Repeat each line exactly as it is written.

#### LISTED ENTRIES

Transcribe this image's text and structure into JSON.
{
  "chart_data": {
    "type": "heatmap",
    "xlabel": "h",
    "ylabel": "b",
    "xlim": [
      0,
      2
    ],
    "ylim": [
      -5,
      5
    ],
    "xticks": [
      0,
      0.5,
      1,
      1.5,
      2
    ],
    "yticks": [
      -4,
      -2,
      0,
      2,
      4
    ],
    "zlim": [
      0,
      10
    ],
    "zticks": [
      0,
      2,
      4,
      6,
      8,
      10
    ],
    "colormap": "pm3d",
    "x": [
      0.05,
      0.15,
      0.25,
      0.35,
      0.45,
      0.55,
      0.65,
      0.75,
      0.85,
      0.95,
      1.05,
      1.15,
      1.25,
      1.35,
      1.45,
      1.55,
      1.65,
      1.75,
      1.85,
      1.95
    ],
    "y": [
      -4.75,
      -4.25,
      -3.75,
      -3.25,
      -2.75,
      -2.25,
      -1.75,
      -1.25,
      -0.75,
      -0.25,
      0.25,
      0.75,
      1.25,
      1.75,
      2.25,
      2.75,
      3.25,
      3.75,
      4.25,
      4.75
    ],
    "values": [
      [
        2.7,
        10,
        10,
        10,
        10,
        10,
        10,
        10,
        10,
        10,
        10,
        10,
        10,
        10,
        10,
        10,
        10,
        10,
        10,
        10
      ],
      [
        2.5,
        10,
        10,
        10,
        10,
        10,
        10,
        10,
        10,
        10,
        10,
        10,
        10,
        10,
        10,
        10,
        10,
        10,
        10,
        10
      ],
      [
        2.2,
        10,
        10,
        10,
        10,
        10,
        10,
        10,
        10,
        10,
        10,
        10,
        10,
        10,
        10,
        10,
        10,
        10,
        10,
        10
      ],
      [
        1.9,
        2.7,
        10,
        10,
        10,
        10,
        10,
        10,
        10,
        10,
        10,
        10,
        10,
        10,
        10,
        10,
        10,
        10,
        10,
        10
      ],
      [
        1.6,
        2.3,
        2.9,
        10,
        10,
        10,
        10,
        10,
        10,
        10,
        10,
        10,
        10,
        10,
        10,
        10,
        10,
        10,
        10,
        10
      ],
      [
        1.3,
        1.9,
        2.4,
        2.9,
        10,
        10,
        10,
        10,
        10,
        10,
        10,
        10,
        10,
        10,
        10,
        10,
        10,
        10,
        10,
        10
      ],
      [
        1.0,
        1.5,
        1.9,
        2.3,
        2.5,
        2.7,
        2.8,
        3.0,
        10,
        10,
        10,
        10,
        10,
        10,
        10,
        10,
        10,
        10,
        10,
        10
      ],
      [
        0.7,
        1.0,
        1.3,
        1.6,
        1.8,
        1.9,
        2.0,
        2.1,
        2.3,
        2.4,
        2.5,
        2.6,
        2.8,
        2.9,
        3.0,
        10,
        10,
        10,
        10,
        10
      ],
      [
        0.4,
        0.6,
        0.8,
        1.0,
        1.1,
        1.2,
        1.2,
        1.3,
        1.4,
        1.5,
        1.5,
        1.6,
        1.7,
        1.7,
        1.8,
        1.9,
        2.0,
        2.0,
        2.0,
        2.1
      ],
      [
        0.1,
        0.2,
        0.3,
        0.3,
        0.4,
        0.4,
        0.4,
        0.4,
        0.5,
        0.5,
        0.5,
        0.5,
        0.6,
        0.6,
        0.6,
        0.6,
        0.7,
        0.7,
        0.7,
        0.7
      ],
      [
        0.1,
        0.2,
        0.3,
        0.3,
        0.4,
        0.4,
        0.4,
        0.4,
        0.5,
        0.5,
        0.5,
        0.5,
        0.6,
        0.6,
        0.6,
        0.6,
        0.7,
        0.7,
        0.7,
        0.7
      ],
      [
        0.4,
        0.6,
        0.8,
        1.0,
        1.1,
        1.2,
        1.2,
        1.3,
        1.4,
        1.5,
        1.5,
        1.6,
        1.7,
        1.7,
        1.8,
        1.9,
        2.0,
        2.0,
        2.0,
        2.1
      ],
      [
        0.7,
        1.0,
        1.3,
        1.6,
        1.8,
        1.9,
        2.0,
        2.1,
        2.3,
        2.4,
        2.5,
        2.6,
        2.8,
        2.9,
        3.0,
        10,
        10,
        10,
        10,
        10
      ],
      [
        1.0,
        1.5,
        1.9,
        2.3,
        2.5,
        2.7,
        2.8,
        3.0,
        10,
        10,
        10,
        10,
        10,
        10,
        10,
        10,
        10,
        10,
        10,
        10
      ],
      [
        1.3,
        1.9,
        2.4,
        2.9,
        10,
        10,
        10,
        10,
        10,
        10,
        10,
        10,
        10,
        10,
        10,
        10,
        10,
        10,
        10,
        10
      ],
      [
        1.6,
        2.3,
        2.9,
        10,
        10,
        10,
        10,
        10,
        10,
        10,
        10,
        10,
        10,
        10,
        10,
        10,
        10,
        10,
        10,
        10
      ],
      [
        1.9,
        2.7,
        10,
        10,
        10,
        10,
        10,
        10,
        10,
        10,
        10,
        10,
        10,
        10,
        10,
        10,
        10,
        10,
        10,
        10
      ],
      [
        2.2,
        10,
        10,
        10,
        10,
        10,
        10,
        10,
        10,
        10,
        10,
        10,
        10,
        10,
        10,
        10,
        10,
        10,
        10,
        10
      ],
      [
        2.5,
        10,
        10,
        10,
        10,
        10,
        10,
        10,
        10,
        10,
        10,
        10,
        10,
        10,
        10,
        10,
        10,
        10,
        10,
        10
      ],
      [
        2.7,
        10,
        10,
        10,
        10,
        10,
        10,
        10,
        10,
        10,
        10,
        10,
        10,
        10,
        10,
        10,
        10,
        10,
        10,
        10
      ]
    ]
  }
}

########

→ OUTPUT:
Transcribe this image's text and structure into JSON.
{
  "chart_data": {
    "type": "heatmap",
    "xlabel": "h",
    "ylabel": "b",
    "xlim": [
      0,
      2
    ],
    "ylim": [
      -5,
      5
    ],
    "xticks": [
      0,
      0.5,
      1,
      1.5,
      2
    ],
    "yticks": [
      -4,
      -2,
      0,
      2,
      4
    ],
    "zlim": [
      0,
      10
    ],
    "zticks": [
      0,
      2,
      4,
      6,
      8,
      10
    ],
    "colormap": "pm3d",
    "x": [
      0.05,
      0.15,
      0.25,
      0.35,
      0.45,
      0.55,
      0.65,
      0.75,
      0.85,
      0.95,
      1.05,
      1.15,
      1.25,
      1.35,
      1.45,
      1.55,
      1.65,
      1.75,
      1.85,
      1.95
    ],
    "y": [
      -4.75,
      -4.25,
      -3.75,
      -3.25,
      -2.75,
      -2.25,
      -1.75,
      -1.25,
      -0.75,
      -0.25,
      0.25,
      0.75,
      1.25,
      1.75,
      2.25,
      2.75,
      3.25,
      3.75,
      4.25,
      4.75
    ],
    "values": [
      [
        2.7,
        10,
        10,
        10,
        10,
        10,
        10,
        10,
        10,
        10,
        10,
        10,
        10,
        10,
        10,
        10,
        10,
        10,
        10,
        10
      ],
      [
        2.5,
        10,
        10,
        10,
        10,
        10,
        10,
        10,
        10,
        10,
        10,
        10,
        10,
        10,
        10,
        10,
        10,
        10,
        10,
        10
      ],
      [
        2.2,
        10,
        10,
        10,
        10,
        10,
        10,
        10,
        10,
        10,
        10,
        10,
        10,
        10,
        10,
        10,
        10,
        10,
        10,
        10
      ],
      [
        1.9,
        2.7,
        10,
        10,
        10,
        10,
        10,
        10,
        10,
        10,
        10,
        10,
        10,
        10,
        10,
        10,
        10,
        10,
        10,
        10
      ],
      [
        1.6,
        2.3,
        2.9,
        10,
        10,
        10,
        10,
        10,
        10,
        10,
        10,
        10,
        10,
        10,
        10,
        10,
        10,
        10,
        10,
        10
      ],
      [
        1.3,
        1.9,
        2.4,
        2.9,
        10,
        10,
        10,
        10,
        10,
        10,
        10,
        10,
        10,
        10,
        10,
        10,
        10,
        10,
        10,
        10
      ],
      [
        1.0,
        1.5,
        1.9,
        2.3,
        2.5,
        2.7,
        2.8,
        3.0,
        10,
        10,
        10,
        10,
        10,
        10,
        10,
        10,
        10,
        10,
        10,
        10
      ],
      [
        0.7,
        1.0,
        1.3,
        1.6,
        1.8,
        1.9,
        2.0,
        2.1,
        2.3,
        2.4,
        2.5,
        2.6,
        2.8,
        2.9,
        3.0,
        10,
        10,
        10,
        10,
        10
      ],
      [
        0.4,
        0.6,
        0.8,
        1.0,
        1.1,
        1.2,
        1.2,
        1.3,
        1.4,
        1.5,
        1.5,
        1.6,
        1.7,
        1.7,
        1.8,
        1.9,
        2.0,
        2.0,
        2.0,
        2.1
      ],
      [
        0.1,
        0.2,
        0.3,
        0.3,
        0.4,
        0.4,
        0.4,
        0.4,
        0.5,
        0.5,
        0.5,
        0.5,
        0.6,
        0.6,
        0.6,
        0.6,
        0.7,
        0.7,
        0.7,
        0.7
      ],
      [
        0.1,
        0.2,
        0.3,
        0.3,
        0.4,
        0.4,
        0.4,
        0.4,
        0.5,
        0.5,
        0.5,
        0.5,
        0.6,
        0.6,
        0.6,
        0.6,
        0.7,
        0.7,
        0.7,
        0.7
      ],
      [
        0.4,
        0.6,
        0.8,
        1.0,
        1.1,
        1.2,
        1.2,
        1.3,
        1.4,
        1.5,
        1.5,
        1.6,
        1.7,
        1.7,
        1.8,
        1.9,
        2.0,
        2.0,
        2.0,
        2.1
      ],
      [
        0.7,
        1.0,
        1.3,
        1.6,
        1.8,
        1.9,
        2.0,
        2.1,
        2.3,
        2.4,
        2.5,
        2.6,
        2.8,
        2.9,
        3.0,
        10,
        10,
        10,
        10,
        10
      ],
      [
        1.0,
        1.5,
        1.9,
        2.3,
        2.5,
        2.7,
        2.8,
        3.0,
        10,
        10,
        10,
        10,
        10,
        10,
        10,
        10,
        10,
        10,
        10,
        10
      ],
      [
        1.3,
        1.9,
        2.4,
        2.9,
        10,
        10,
        10,
        10,
        10,
        10,
        10,
        10,
        10,
        10,
        10,
        10,
        10,
        10,
        10,
        10
      ],
      [
        1.6,
        2.3,
        2.9,
        10,
        10,
        10,
        10,
        10,
        10,
        10,
        10,
        10,
        10,
        10,
        10,
        10,
        10,
        10,
        10,
        10
      ],
      [
        1.9,
        2.7,
        10,
        10,
        10,
        10,
        10,
        10,
        10,
        10,
        10,
        10,
        10,
        10,
        10,
        10,
        10,
        10,
        10,
        10
      ],
      [
        2.2,
        10,
        10,
        10,
        10,
        10,
        10,
        10,
        10,
        10,
        10,
        10,
        10,
        10,
        10,
        10,
        10,
        10,
        10,
        10
      ],
      [
        2.5,
        10,
        10,
        10,
        10,
        10,
        10,
        10,
        10,
        10,
        10,
        10,
        10,
        10,
        10,
        10,
        10,
        10,
        10,
        10
      ],
      [
        2.7,
        10,
        10,
        10,
        10,
        10,
        10,
        10,
        10,
        10,
        10,
        10,
        10,
        10,
        10,
        10,
        10,
        10,
        10,
        10
      ]
    ]
  }
}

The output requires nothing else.